EXTRACTED TEXT

## start

This week, Mark has started sending me some old scanned photos and documents that his mother has about Rasmus and the family in general. He even claimed to have a photo of my parents and me when I was about five years old. I didn’t believe him, of course, but sure enough, he sent it to me and there I was, cute as a button!

This excerpt from Mark’s email is particularly interesting:

As I recall, your great grandfather was Halfdan Rasmussen, brother to my grandfather, John Martin Rasmussen (Johannes, in Norway). In my grandfather’s old papers, I have found a letter from an attorney, written to my grandfather, that explains the trial of a young Halfdan Rasmussen when he was accused of stealing a ring from the home of his employer and then selling it to a merchant in town. The case was thrown out by the judge due to lack of supporting evidence. It is an interesting account – I will scan the document soon and send it to you.

You will see that there are papers quite old – one of which appears to be dated to 1887 in a document addressed to Rasmus. If you or anyone you know can translate the Norwegian, we will have great success in the understanding of what these documents mean.

I have learned that Rasmus was not permitted to be ordained by the one of the synods of the Norwegian Lutheran Church because he lacked the proper educational preparation. I believe it was the Hauge synod that eventually accepted him and consequently ordained him into the ministry to serve many rural churches and groups of Lutheran Norwegians in the wilderness of the Dakotas.

## end

SUPPLIED RECORDS

## start

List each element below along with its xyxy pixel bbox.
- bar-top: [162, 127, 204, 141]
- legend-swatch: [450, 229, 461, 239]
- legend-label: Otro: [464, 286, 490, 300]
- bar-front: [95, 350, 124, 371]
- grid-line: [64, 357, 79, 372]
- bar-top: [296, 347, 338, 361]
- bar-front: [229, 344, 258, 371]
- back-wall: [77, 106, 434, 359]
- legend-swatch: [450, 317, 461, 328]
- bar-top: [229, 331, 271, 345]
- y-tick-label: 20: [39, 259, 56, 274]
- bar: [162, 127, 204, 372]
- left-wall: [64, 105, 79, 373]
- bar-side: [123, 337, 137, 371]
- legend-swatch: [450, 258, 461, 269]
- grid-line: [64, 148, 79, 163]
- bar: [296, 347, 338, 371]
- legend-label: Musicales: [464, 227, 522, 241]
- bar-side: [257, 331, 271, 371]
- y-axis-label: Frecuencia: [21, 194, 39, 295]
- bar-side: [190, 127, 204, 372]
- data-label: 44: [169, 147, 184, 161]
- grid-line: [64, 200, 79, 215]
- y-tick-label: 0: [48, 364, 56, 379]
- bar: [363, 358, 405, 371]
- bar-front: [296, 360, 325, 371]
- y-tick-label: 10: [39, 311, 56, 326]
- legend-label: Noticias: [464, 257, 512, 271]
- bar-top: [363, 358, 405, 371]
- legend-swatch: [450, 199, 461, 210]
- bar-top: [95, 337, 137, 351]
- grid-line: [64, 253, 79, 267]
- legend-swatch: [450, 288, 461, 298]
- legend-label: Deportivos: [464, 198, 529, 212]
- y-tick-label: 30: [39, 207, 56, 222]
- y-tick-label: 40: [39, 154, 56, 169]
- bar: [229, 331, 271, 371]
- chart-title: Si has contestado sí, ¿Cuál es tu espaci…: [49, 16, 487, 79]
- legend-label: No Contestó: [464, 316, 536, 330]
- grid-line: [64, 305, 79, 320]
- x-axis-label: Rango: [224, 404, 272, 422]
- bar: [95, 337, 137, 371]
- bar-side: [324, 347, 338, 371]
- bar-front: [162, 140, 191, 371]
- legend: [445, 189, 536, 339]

## end

PROBLEMS AND TASKS
A - In the family-history text, condense the paragraph beginning "As I recall, your great grandfather" into a short bulleted list that keeps its main facts.
B - Carry on the family-history text, picking up after its final sentence about the Hauge synod ordaining Rasmus.
The records are unrelated to the text and stand as separate material.

RESPONSES BY TASK
A -
- The email's recipient descends from Halfdan Rasmussen, a great-grandfather. Halfdan was the brother of Mark's grandfather, John Martin Rasmussen (Johannes in Norway).
- Among the grandfather's papers is a letter to him from an attorney. It describes the trial of a young Halfdan, who was accused of stealing a ring from his employer's home and selling it to a merchant in town.
- The judge threw out the case for lack of supporting evidence.
- Mark plans to scan the document and send it.

B -
Rasmus and Ingeborg Rasmussen

Rasmus and his wife, Ingeborg. These are my great-great-grandparents. Look at the size of his hands!!

Rasmus and Ingeborg Rasmussen

Rasmus and Ingeborg again. He’s in the same chair, but looking a little older, as in the photo that I already had of him.

Halfdan Rasmussen

Halfdan Rasmussen, Rasmus’ son. This is my great-grandfather. I had that puffed-out tie look going on at my wedding.

Ruth Seversen

Ruth Seversen, Halfdan’s future wife. Look at that gorgeous Scandinavian skin and eyes. My great-grandmother.

Ruth, Halfdan, and Glen Rasmussen

Halfdan, Ruth, and their adorable little son, Glen, my grandfather.

Ruth and Glen Rasmussen

My grandfather, Glen Rasmussen, and his sister, Ruth. I think this is my favorite photo on this page. What a good looking kid!

Sten Seversen Family

My great-grandmother, Ruth, and her family.

Halfdan & Ruth Photo 1969

This is the only photo I recognize of my great-grandparents, Halfdan and Ruth Rasmussen.


For some reason, Mark also had this photo of my aunt and uncle and two cousins, [names redacted]. [name redacted]’s the miserable-looking one.

Paul, Betsy, and Erik

And here we have my parents and me. As ridiculous as they look with my 2008 eyes, I wish flannel shirts would hurry up and come back into style.


Letter RJR 1887

A letter to Rasmus, dated 1887.

Cover RJR 1902

One of Rasmus’ books, 1902.

Inside Pages RJR 1902

The intro to the book. (1902)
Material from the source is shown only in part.